* Start DATA SUPPLIED *

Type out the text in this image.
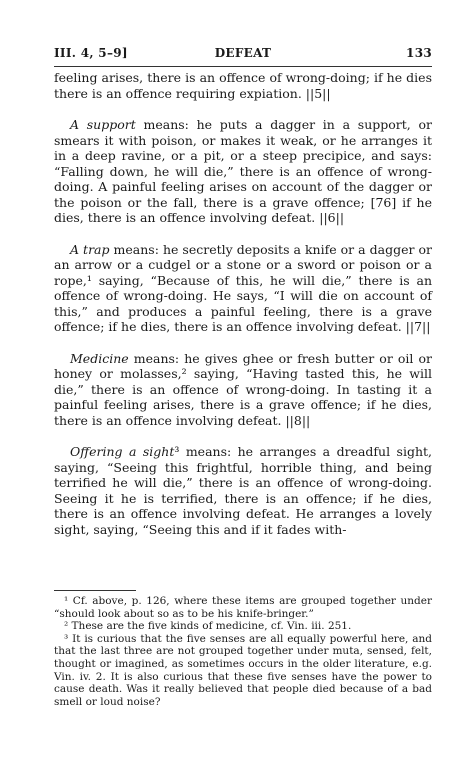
III. 4, 5–9]	DEFEAT	133

feeling arises, there is an offence of wrong-doing; if he dies there is an offence requiring expiation. ||5||

A support means: he puts a dagger in a support, or smears it with poison, or makes it weak, or he arranges it in a deep ravine, or a pit, or a steep precipice, and says: “Falling down, he will die,” there is an offence of wrong-doing. A painful feeling arises on account of the dagger or the poison or the fall, there is a grave offence; [76] if he dies, there is an offence involving defeat. ||6||

A trap means: he secretly deposits a knife or a dagger or an arrow or a cudgel or a stone or a sword or poison or a rope,¹ saying, “Because of this, he will die,” there is an offence of wrong-doing. He says, “I will die on account of this,” and produces a painful feeling, there is a grave offence; if he dies, there is an offence involving defeat. ||7||

Medicine means: he gives ghee or fresh butter or oil or honey or molasses,² saying, “Having tasted this, he will die,” there is an offence of wrong-doing. In tasting it a painful feeling arises, there is a grave offence; if he dies, there is an offence involving defeat. ||8||

Offering a sight³ means: he arranges a dreadful sight, saying, “Seeing this frightful, horrible thing, and being terrified he will die,” there is an offence of wrong-doing. Seeing it he is terrified, there is an offence; if he dies, there is an offence involving defeat. He arranges a lovely sight, saying, “Seeing this and if it fades with-

¹ Cf. above, p. 126, where these items are grouped together under “should look about so as to be his knife-bringer.”

² These are the five kinds of medicine, cf. Vin. iii. 251.

³ It is curious that the five senses are all equally powerful here, and that the last three are not grouped together under muta, sensed, felt, thought or imagined, as sometimes occurs in the older literature, e.g. Vin. iv. 2. It is also curious that these five senses have the power to cause death. Was it really believed that people died because of a bad smell or loud noise?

* End DATA SUPPLIED *

■ GIVEN REQUEST ■
Nothing but the pictures may be dropped; output the records above exactly.

■ RESULT OF THE EXERCISE ■
Type out the text in this image.
III. 4, 5–9]	DEFEAT	133

feeling arises, there is an offence of wrong-doing; if he dies there is an offence requiring expiation. ||5||

A support means: he puts a dagger in a support, or smears it with poison, or makes it weak, or he arranges it in a deep ravine, or a pit, or a steep precipice, and says: “Falling down, he will die,” there is an offence of wrong-doing. A painful feeling arises on account of the dagger or the poison or the fall, there is a grave offence; [76] if he dies, there is an offence involving defeat. ||6||

A trap means: he secretly deposits a knife or a dagger or an arrow or a cudgel or a stone or a sword or poison or a rope,¹ saying, “Because of this, he will die,” there is an offence of wrong-doing. He says, “I will die on account of this,” and produces a painful feeling, there is a grave offence; if he dies, there is an offence involving defeat. ||7||

Medicine means: he gives ghee or fresh butter or oil or honey or molasses,² saying, “Having tasted this, he will die,” there is an offence of wrong-doing. In tasting it a painful feeling arises, there is a grave offence; if he dies, there is an offence involving defeat. ||8||

Offering a sight³ means: he arranges a dreadful sight, saying, “Seeing this frightful, horrible thing, and being terrified he will die,” there is an offence of wrong-doing. Seeing it he is terrified, there is an offence; if he dies, there is an offence involving defeat. He arranges a lovely sight, saying, “Seeing this and if it fades with-

¹ Cf. above, p. 126, where these items are grouped together under “should look about so as to be his knife-bringer.”

² These are the five kinds of medicine, cf. Vin. iii. 251.

³ It is curious that the five senses are all equally powerful here, and that the last three are not grouped together under muta, sensed, felt, thought or imagined, as sometimes occurs in the older literature, e.g. Vin. iv. 2. It is also curious that these five senses have the power to cause death. Was it really believed that people died because of a bad smell or loud noise?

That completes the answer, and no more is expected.